» TASK OBJECTIVE:
Your answer should be a single number: the count of lines that include "title".

##### INFORMATION SHOWN #####

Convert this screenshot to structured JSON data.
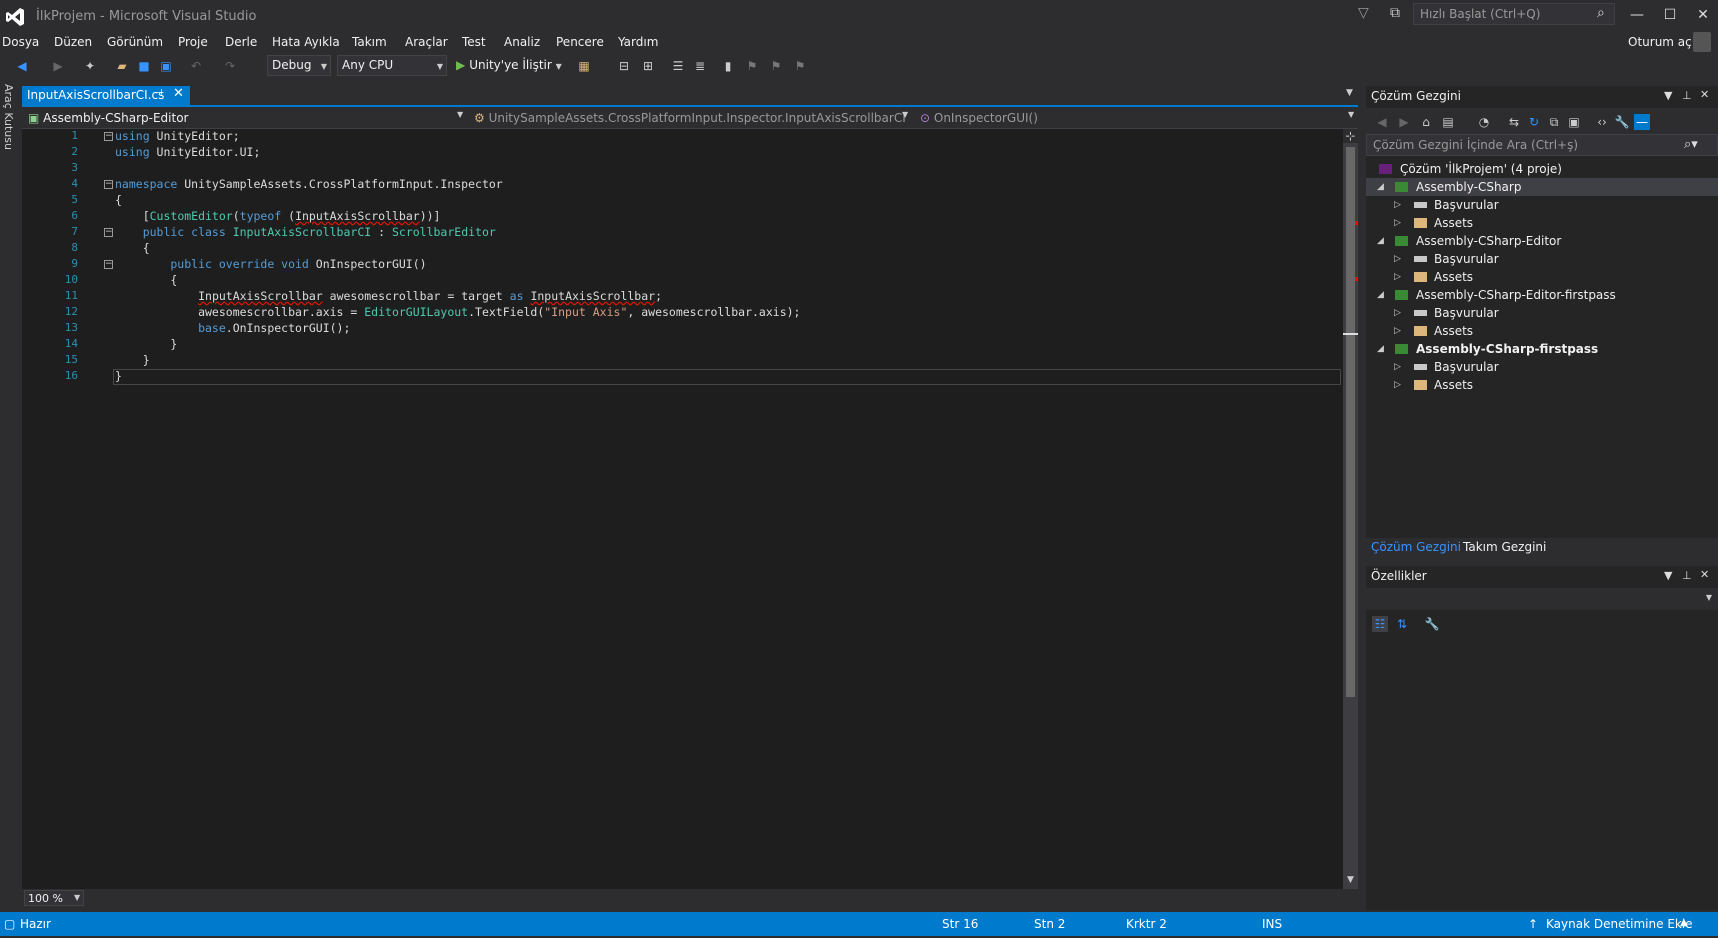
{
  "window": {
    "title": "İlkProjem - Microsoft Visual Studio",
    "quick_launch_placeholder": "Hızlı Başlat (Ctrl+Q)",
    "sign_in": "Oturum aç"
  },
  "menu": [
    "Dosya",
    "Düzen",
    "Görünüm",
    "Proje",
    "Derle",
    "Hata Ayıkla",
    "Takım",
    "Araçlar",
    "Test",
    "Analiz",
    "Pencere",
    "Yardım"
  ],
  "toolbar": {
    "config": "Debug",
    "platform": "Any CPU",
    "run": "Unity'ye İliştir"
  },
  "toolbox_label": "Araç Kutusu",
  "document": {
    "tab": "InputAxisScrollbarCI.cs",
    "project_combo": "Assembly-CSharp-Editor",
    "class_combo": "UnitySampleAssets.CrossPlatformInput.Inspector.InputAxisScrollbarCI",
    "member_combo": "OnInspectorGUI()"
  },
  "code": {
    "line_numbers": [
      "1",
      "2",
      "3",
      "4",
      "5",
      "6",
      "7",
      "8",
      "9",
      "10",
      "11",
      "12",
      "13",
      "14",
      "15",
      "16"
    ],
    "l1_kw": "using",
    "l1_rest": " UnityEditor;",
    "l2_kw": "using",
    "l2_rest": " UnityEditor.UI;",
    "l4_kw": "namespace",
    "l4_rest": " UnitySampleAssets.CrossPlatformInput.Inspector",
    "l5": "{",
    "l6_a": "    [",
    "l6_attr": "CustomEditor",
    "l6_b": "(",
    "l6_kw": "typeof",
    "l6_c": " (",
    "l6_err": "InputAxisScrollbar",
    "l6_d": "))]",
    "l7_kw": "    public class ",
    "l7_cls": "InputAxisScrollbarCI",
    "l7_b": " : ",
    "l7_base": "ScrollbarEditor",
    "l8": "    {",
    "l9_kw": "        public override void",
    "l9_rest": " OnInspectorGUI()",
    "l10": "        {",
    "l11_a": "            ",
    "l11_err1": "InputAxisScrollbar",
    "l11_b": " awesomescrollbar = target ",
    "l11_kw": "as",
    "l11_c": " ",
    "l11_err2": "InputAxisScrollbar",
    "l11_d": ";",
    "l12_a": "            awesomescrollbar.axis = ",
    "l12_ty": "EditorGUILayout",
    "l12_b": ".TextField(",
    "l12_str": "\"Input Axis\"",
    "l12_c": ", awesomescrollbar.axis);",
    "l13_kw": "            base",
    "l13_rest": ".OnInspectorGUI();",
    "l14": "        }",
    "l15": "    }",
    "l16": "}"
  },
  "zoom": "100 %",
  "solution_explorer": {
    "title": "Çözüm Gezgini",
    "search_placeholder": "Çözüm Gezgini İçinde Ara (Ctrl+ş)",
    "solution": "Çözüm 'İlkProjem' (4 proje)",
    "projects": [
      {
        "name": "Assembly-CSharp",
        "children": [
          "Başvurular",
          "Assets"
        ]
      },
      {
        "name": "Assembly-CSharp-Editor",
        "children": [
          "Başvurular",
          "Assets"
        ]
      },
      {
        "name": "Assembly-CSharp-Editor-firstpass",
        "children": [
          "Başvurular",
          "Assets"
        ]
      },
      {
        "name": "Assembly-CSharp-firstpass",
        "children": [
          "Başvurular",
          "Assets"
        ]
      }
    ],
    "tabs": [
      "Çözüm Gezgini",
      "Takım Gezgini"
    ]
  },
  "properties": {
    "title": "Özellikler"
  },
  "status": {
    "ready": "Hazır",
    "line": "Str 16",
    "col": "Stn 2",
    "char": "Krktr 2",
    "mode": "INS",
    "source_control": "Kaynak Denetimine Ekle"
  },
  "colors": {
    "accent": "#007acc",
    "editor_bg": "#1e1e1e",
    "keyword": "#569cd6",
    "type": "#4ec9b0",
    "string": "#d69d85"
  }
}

#####

» TASK OUTPUT:
3